▶ [What the task asks]: Leave out the pictures and copy everything else in the entries exactly.

▶ [Raw records]:
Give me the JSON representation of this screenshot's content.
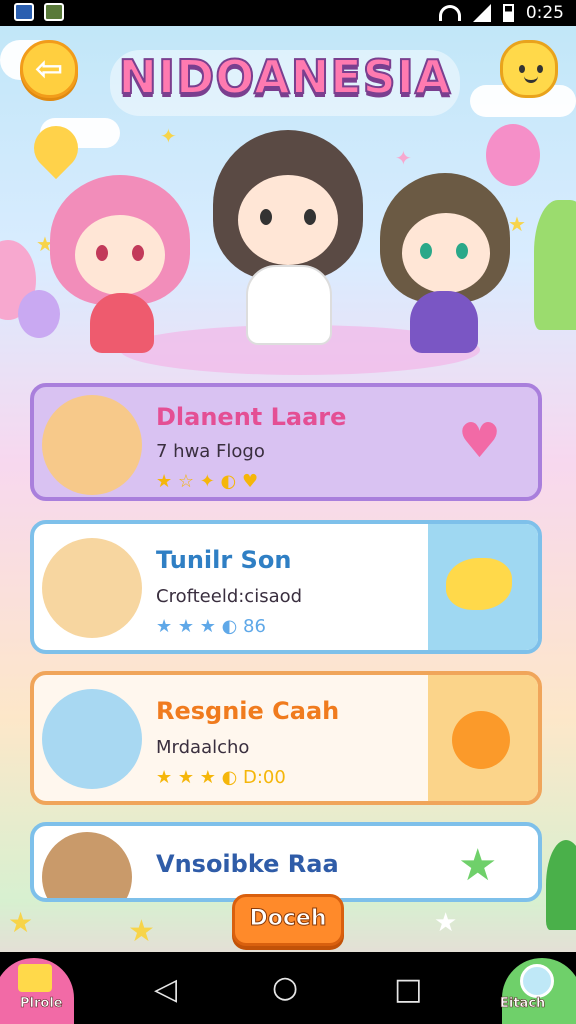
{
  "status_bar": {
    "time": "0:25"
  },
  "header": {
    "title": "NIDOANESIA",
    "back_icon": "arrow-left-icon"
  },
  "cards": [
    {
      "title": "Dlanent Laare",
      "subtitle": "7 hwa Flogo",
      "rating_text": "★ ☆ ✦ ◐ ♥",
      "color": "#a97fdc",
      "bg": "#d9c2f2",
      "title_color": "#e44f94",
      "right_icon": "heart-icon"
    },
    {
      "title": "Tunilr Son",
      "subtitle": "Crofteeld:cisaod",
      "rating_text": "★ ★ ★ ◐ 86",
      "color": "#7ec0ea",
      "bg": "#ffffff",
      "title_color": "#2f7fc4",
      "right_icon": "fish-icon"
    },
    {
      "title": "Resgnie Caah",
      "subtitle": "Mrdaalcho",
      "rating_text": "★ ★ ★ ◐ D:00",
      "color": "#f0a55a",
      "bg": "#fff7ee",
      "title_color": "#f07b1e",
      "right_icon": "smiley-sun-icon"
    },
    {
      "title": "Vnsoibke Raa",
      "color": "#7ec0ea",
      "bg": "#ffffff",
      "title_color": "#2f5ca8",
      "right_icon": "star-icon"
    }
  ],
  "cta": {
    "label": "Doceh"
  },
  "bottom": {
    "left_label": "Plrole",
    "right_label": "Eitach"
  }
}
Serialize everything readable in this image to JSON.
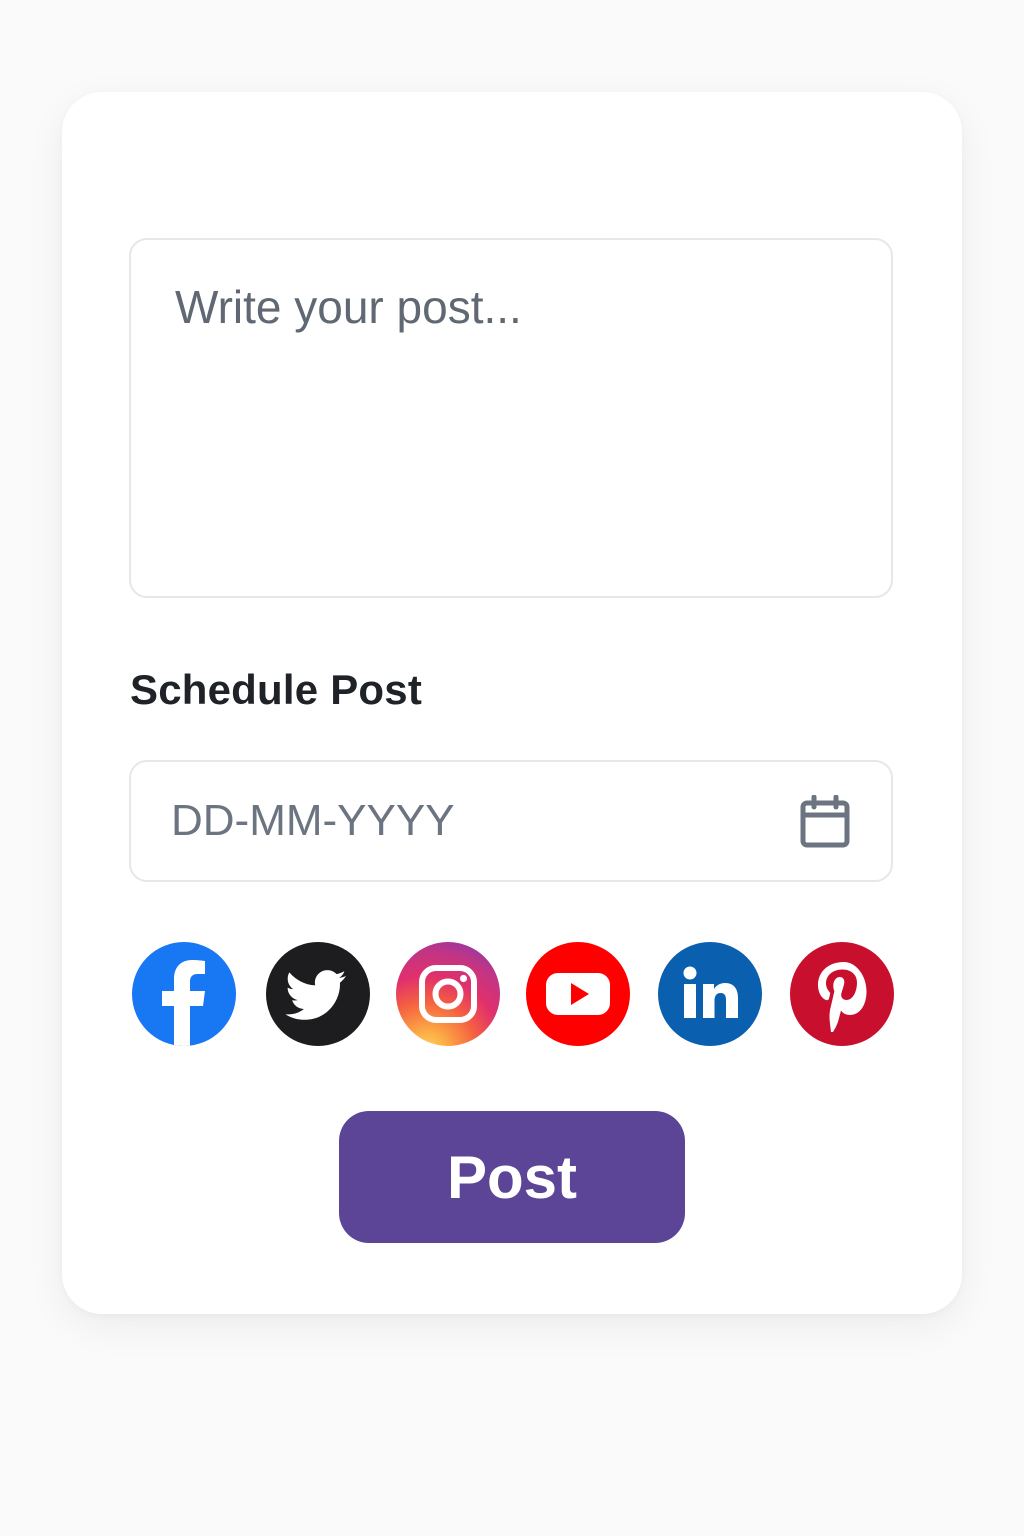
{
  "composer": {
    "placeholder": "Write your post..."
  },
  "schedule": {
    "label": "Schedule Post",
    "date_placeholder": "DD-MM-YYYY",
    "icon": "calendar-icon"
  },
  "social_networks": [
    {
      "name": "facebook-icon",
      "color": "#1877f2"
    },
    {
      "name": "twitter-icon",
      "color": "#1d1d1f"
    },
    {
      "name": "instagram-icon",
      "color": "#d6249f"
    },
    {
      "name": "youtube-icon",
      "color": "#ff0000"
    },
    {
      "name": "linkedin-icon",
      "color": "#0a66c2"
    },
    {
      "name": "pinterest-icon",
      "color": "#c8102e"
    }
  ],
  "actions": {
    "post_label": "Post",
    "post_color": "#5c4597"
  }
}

▶ [Response below]:
Give me the JSON representation of this screenshot's content.
{
  "status_bar": {
    "time": "0:25"
  },
  "header": {
    "title": "NIDOANESIA",
    "back_icon": "arrow-left-icon"
  },
  "cards": [
    {
      "title": "Dlanent Laare",
      "subtitle": "7 hwa Flogo",
      "rating_text": "★ ☆ ✦ ◐ ♥",
      "color": "#a97fdc",
      "bg": "#d9c2f2",
      "title_color": "#e44f94",
      "right_icon": "heart-icon"
    },
    {
      "title": "Tunilr Son",
      "subtitle": "Crofteeld:cisaod",
      "rating_text": "★ ★ ★ ◐ 86",
      "color": "#7ec0ea",
      "bg": "#ffffff",
      "title_color": "#2f7fc4",
      "right_icon": "fish-icon"
    },
    {
      "title": "Resgnie Caah",
      "subtitle": "Mrdaalcho",
      "rating_text": "★ ★ ★ ◐ D:00",
      "color": "#f0a55a",
      "bg": "#fff7ee",
      "title_color": "#f07b1e",
      "right_icon": "smiley-sun-icon"
    },
    {
      "title": "Vnsoibke Raa",
      "color": "#7ec0ea",
      "bg": "#ffffff",
      "title_color": "#2f5ca8",
      "right_icon": "star-icon"
    }
  ],
  "cta": {
    "label": "Doceh"
  },
  "bottom": {
    "left_label": "Plrole",
    "right_label": "Eitach"
  }
}
Serialize everything readable in this image to JSON.
{
  "composer": {
    "placeholder": "Write your post..."
  },
  "schedule": {
    "label": "Schedule Post",
    "date_placeholder": "DD-MM-YYYY",
    "icon": "calendar-icon"
  },
  "social_networks": [
    {
      "name": "facebook-icon",
      "color": "#1877f2"
    },
    {
      "name": "twitter-icon",
      "color": "#1d1d1f"
    },
    {
      "name": "instagram-icon",
      "color": "#d6249f"
    },
    {
      "name": "youtube-icon",
      "color": "#ff0000"
    },
    {
      "name": "linkedin-icon",
      "color": "#0a66c2"
    },
    {
      "name": "pinterest-icon",
      "color": "#c8102e"
    }
  ],
  "actions": {
    "post_label": "Post",
    "post_color": "#5c4597"
  }
}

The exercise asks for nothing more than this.